Figure contents as structured data:
= = =
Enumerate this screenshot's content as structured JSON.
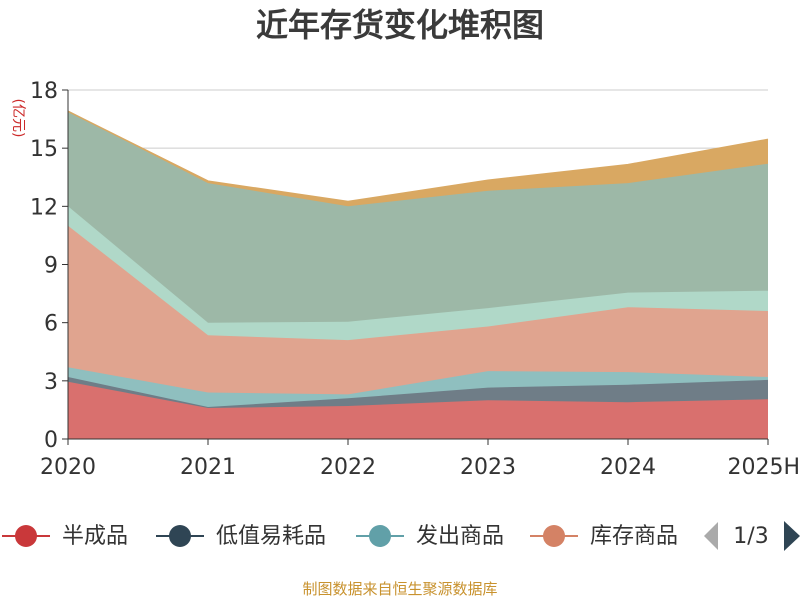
{
  "chart_data": {
    "type": "area",
    "stacked": true,
    "title": "近年存货变化堆积图",
    "ylabel": "(亿元)",
    "x": [
      "2020",
      "2021",
      "2022",
      "2023",
      "2024",
      "2025H"
    ],
    "ylim": [
      0,
      18
    ],
    "yticks": [
      0,
      3,
      6,
      9,
      12,
      15,
      18
    ],
    "grid": true,
    "series": [
      {
        "name": "半成品",
        "color": "#d9706e",
        "values": [
          2.95,
          1.6,
          1.7,
          2.0,
          1.9,
          2.05
        ]
      },
      {
        "name": "低值易耗品",
        "color": "#6f7d87",
        "values": [
          0.25,
          0.05,
          0.4,
          0.65,
          0.9,
          1.0
        ]
      },
      {
        "name": "发出商品",
        "color": "#8fbfbf",
        "values": [
          0.5,
          0.75,
          0.2,
          0.85,
          0.65,
          0.15
        ]
      },
      {
        "name": "库存商品",
        "color": "#e0a48f",
        "values": [
          7.3,
          2.95,
          2.8,
          2.3,
          3.35,
          3.4
        ]
      },
      {
        "name": "",
        "color": "#b0d8c8",
        "values": [
          1.0,
          0.65,
          0.95,
          0.95,
          0.75,
          1.05
        ]
      },
      {
        "name": "",
        "color": "#9db8a7",
        "values": [
          4.9,
          7.2,
          5.95,
          6.05,
          5.65,
          6.55
        ]
      },
      {
        "name": "",
        "color": "#d9a862",
        "values": [
          0.0,
          0.1,
          0.25,
          0.55,
          0.95,
          1.25
        ]
      }
    ],
    "legend": {
      "placement": "bottom",
      "items": [
        {
          "name": "半成品",
          "color": "#c9383a"
        },
        {
          "name": "低值易耗品",
          "color": "#2f4554"
        },
        {
          "name": "发出商品",
          "color": "#61a0a8"
        },
        {
          "name": "库存商品",
          "color": "#d48265"
        }
      ],
      "page": "1/3"
    }
  },
  "source_text": "制图数据来自恒生聚源数据库"
}
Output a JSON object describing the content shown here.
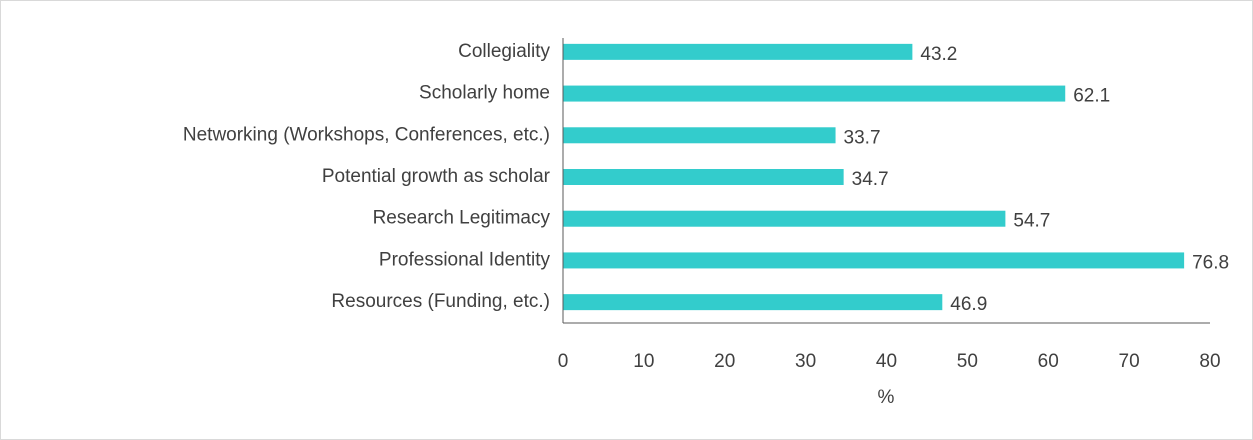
{
  "chart_data": {
    "type": "barh",
    "categories": [
      "Collegiality",
      "Scholarly home",
      "Networking (Workshops, Conferences, etc.)",
      "Potential growth as scholar",
      "Research Legitimacy",
      "Professional Identity",
      "Resources (Funding, etc.)"
    ],
    "values": [
      43.2,
      62.1,
      33.7,
      34.7,
      54.7,
      76.8,
      46.9
    ],
    "color": "#33cccc",
    "xlabel": "%",
    "xlim": [
      0,
      80
    ],
    "xticks": [
      0,
      10,
      20,
      30,
      40,
      50,
      60,
      70,
      80
    ],
    "grid": false
  }
}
= = =
● **What the task asks**
In the records above, locate the line with "Output a JSON"; output it and each line after it through the last one, exactly, omitting pictures.

● **Task solution**
Output a JSON object describing the content shown here.
{
  "chart_data": {
    "type": "barh",
    "categories": [
      "Collegiality",
      "Scholarly home",
      "Networking (Workshops, Conferences, etc.)",
      "Potential growth as scholar",
      "Research Legitimacy",
      "Professional Identity",
      "Resources (Funding, etc.)"
    ],
    "values": [
      43.2,
      62.1,
      33.7,
      34.7,
      54.7,
      76.8,
      46.9
    ],
    "color": "#33cccc",
    "xlabel": "%",
    "xlim": [
      0,
      80
    ],
    "xticks": [
      0,
      10,
      20,
      30,
      40,
      50,
      60,
      70,
      80
    ],
    "grid": false
  }
}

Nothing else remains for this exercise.